YOUR OBJECTIVE:
Copy all lines below exactly as written. Leave pictures out.

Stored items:
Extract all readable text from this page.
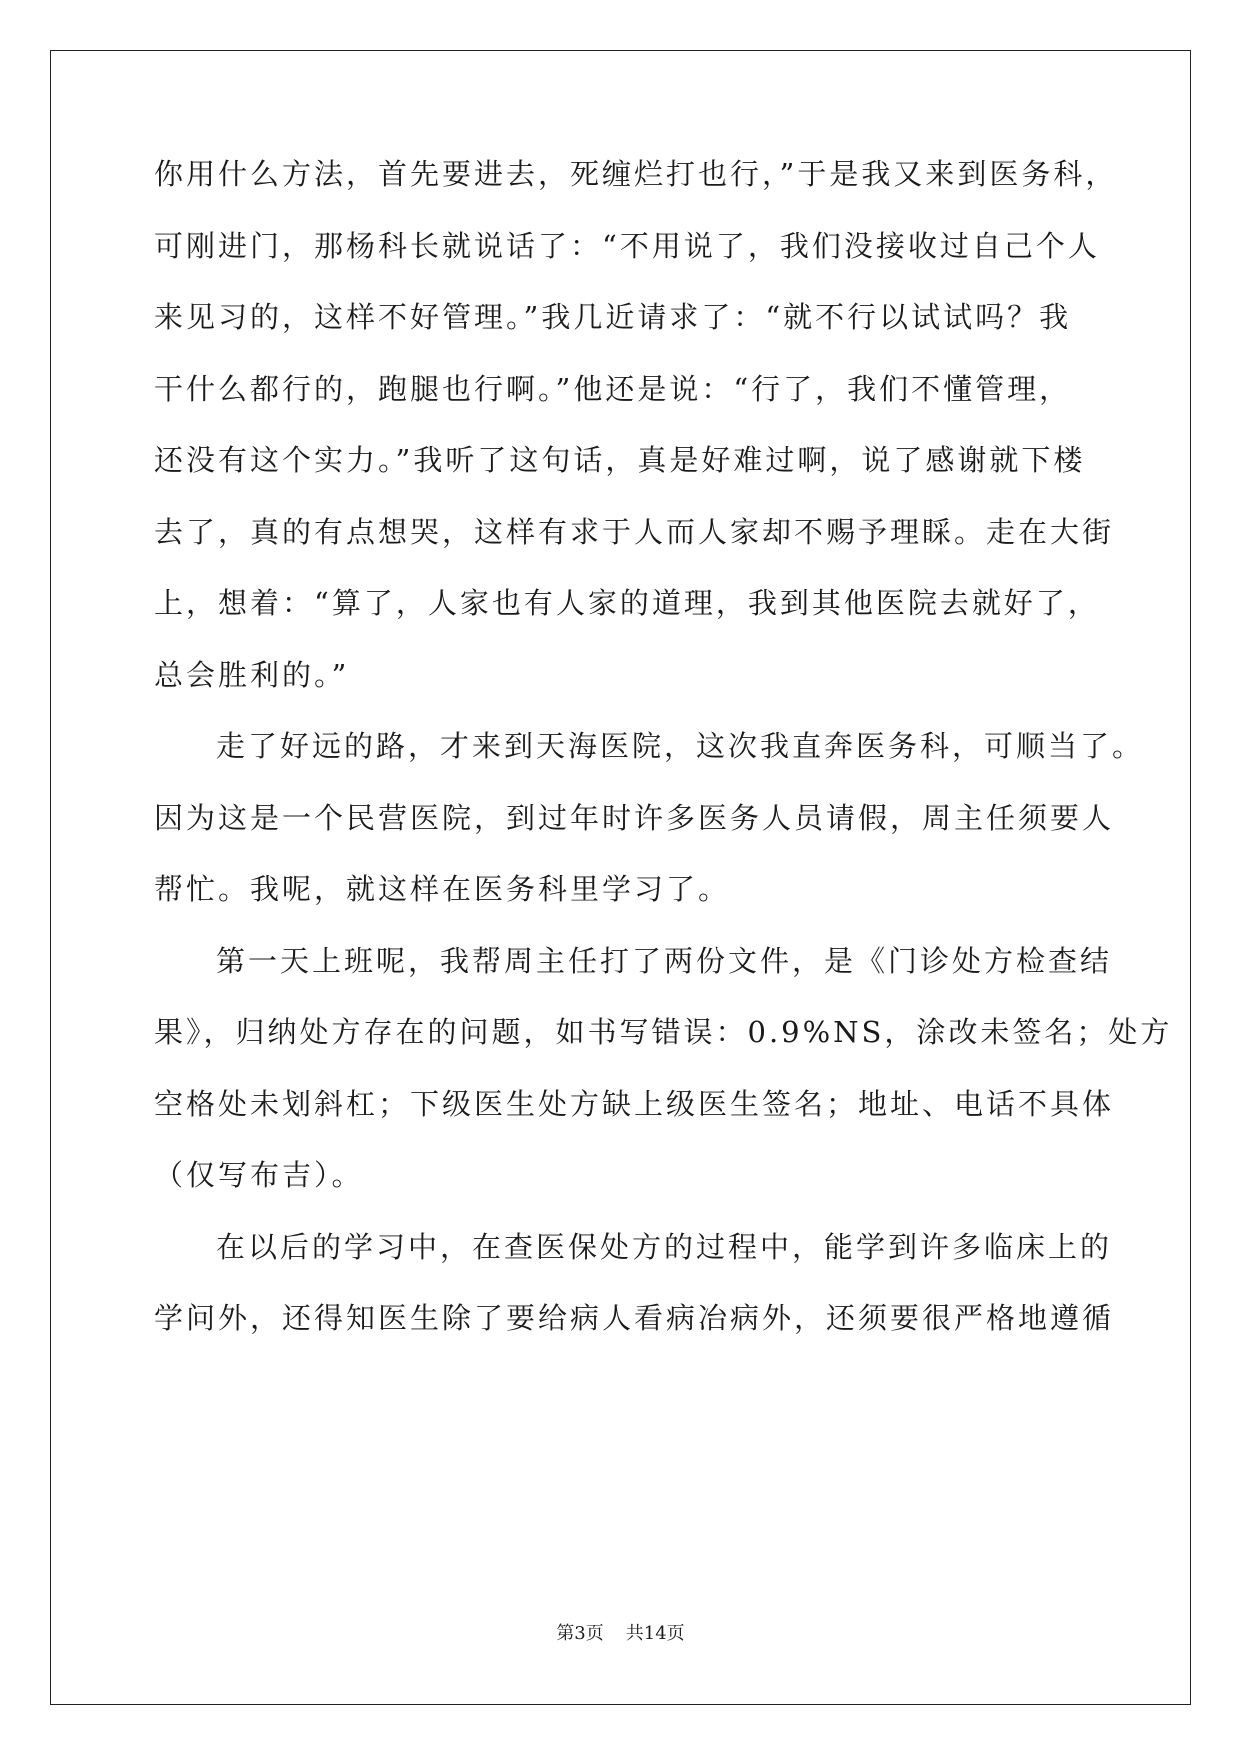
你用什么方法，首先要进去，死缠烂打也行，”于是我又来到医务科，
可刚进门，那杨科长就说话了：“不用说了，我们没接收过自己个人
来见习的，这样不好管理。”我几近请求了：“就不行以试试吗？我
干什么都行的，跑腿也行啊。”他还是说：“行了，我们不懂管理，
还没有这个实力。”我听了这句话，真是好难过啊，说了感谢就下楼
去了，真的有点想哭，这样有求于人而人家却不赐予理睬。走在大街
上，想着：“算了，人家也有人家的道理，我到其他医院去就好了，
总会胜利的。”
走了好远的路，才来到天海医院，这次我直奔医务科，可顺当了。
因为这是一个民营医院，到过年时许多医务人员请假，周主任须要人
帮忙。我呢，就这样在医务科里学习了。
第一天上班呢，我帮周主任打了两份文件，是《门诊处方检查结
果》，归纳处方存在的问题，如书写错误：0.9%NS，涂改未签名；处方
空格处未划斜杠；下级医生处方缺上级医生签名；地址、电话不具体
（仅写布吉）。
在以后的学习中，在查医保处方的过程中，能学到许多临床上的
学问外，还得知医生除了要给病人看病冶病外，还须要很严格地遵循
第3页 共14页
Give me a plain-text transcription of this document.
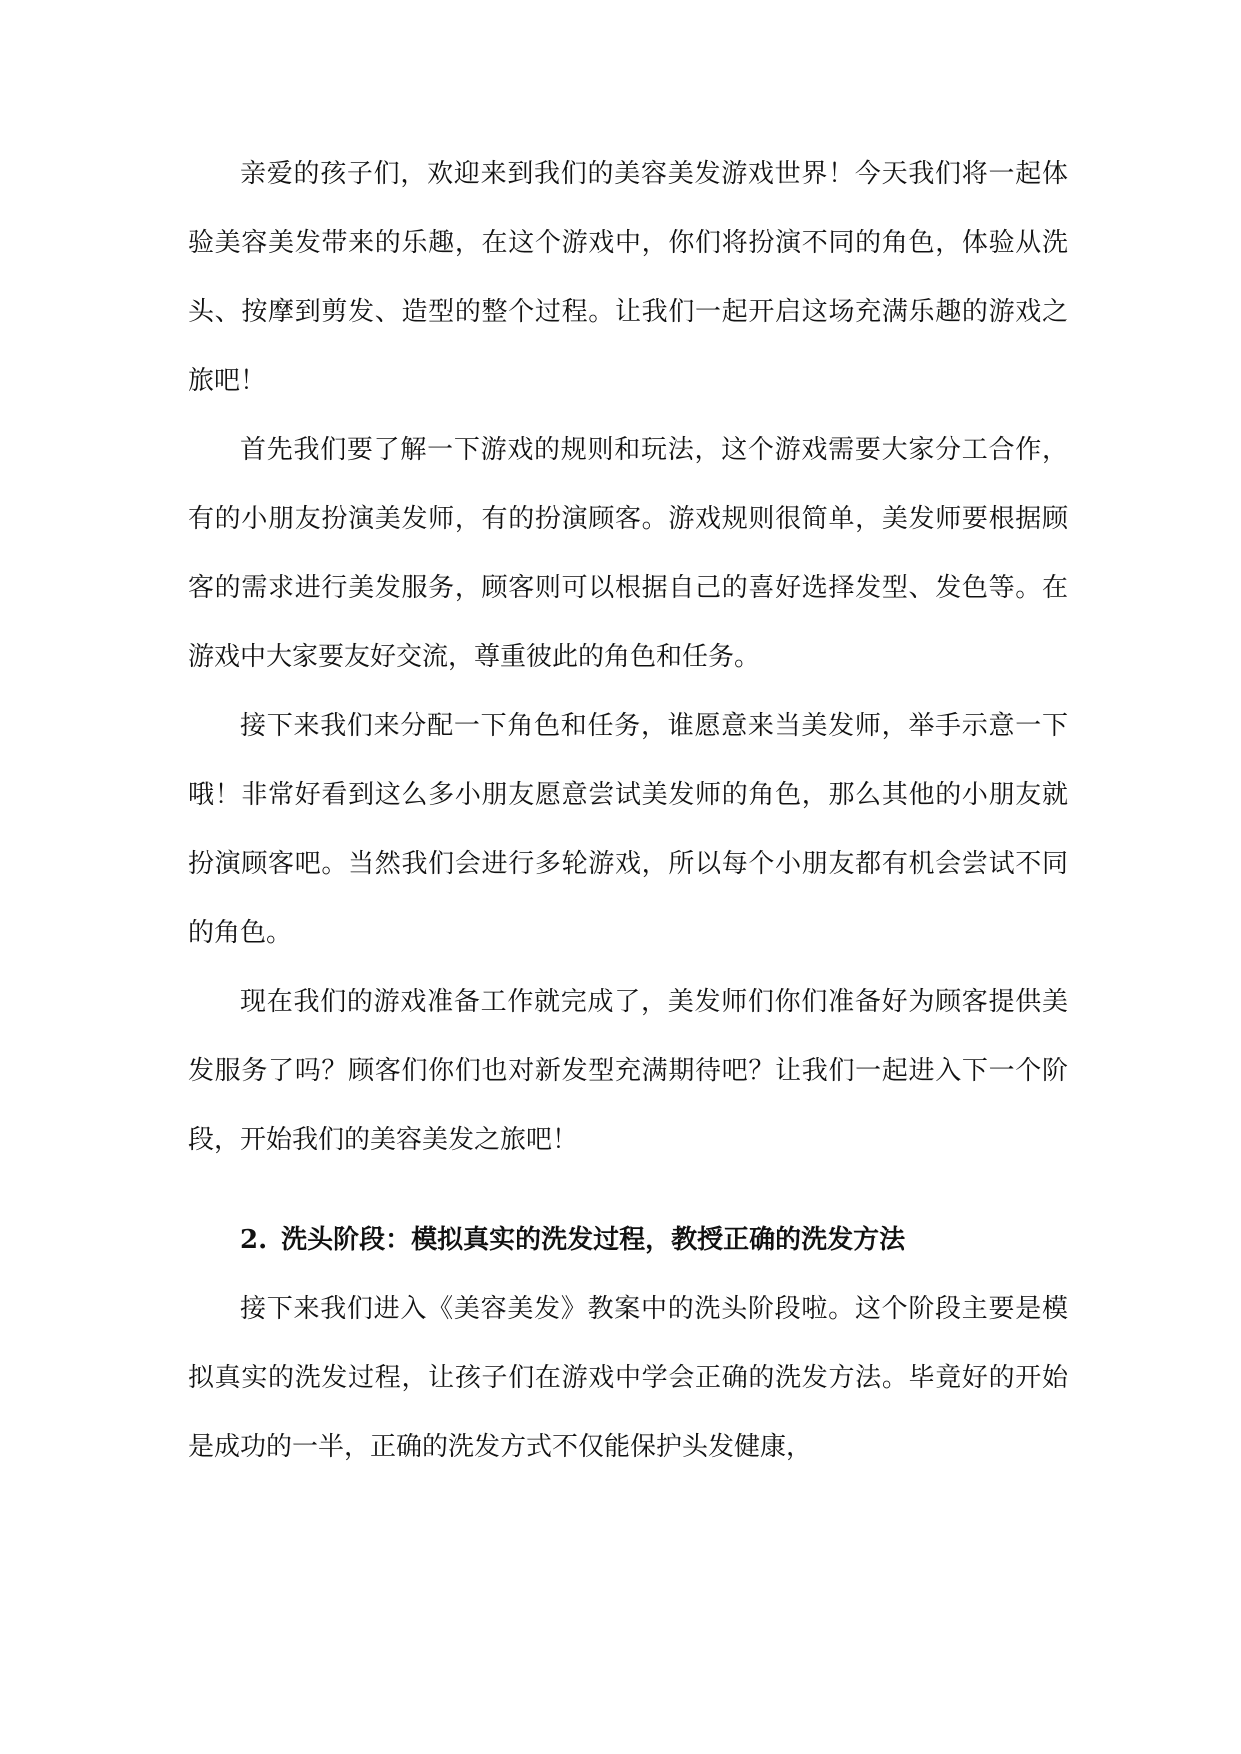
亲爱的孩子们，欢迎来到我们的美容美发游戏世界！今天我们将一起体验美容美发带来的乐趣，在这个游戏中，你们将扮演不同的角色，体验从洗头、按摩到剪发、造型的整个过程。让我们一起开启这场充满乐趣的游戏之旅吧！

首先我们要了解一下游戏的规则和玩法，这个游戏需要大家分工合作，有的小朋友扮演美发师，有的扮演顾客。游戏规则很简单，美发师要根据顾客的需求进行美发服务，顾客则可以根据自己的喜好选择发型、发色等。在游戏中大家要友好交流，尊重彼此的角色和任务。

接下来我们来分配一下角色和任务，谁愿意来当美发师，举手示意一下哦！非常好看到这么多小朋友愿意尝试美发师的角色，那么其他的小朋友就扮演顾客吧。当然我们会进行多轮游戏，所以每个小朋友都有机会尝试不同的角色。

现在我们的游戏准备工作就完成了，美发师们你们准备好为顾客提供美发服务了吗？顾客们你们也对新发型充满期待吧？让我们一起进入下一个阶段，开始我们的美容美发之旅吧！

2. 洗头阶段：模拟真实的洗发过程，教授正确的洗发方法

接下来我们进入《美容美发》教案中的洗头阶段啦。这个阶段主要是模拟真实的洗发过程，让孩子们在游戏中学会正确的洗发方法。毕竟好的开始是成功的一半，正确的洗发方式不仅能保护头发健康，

SOLUTION TO THE EXERCISE:
Extract all readable text from this page.
你用什么方法，首先要进去，死缠烂打也行，”于是我又来到医务科，
可刚进门，那杨科长就说话了：“不用说了，我们没接收过自己个人
来见习的，这样不好管理。”我几近请求了：“就不行以试试吗？我
干什么都行的，跑腿也行啊。”他还是说：“行了，我们不懂管理，
还没有这个实力。”我听了这句话，真是好难过啊，说了感谢就下楼
去了，真的有点想哭，这样有求于人而人家却不赐予理睬。走在大街
上，想着：“算了，人家也有人家的道理，我到其他医院去就好了，
总会胜利的。”
走了好远的路，才来到天海医院，这次我直奔医务科，可顺当了。
因为这是一个民营医院，到过年时许多医务人员请假，周主任须要人
帮忙。我呢，就这样在医务科里学习了。
第一天上班呢，我帮周主任打了两份文件，是《门诊处方检查结
果》，归纳处方存在的问题，如书写错误：0.9%NS，涂改未签名；处方
空格处未划斜杠；下级医生处方缺上级医生签名；地址、电话不具体
（仅写布吉）。
在以后的学习中，在查医保处方的过程中，能学到许多临床上的
学问外，还得知医生除了要给病人看病冶病外，还须要很严格地遵循
第3页 共14页
Give me a plain-text transcription of this document.
亲爱的孩子们，欢迎来到我们的美容美发游戏世界！今天我们将一起体验美容美发带来的乐趣，在这个游戏中，你们将扮演不同的角色，体验从洗头、按摩到剪发、造型的整个过程。让我们一起开启这场充满乐趣的游戏之旅吧！

首先我们要了解一下游戏的规则和玩法，这个游戏需要大家分工合作，有的小朋友扮演美发师，有的扮演顾客。游戏规则很简单，美发师要根据顾客的需求进行美发服务，顾客则可以根据自己的喜好选择发型、发色等。在游戏中大家要友好交流，尊重彼此的角色和任务。

接下来我们来分配一下角色和任务，谁愿意来当美发师，举手示意一下哦！非常好看到这么多小朋友愿意尝试美发师的角色，那么其他的小朋友就扮演顾客吧。当然我们会进行多轮游戏，所以每个小朋友都有机会尝试不同的角色。

现在我们的游戏准备工作就完成了，美发师们你们准备好为顾客提供美发服务了吗？顾客们你们也对新发型充满期待吧？让我们一起进入下一个阶段，开始我们的美容美发之旅吧！

2. 洗头阶段：模拟真实的洗发过程，教授正确的洗发方法

接下来我们进入《美容美发》教案中的洗头阶段啦。这个阶段主要是模拟真实的洗发过程，让孩子们在游戏中学会正确的洗发方法。毕竟好的开始是成功的一半，正确的洗发方式不仅能保护头发健康，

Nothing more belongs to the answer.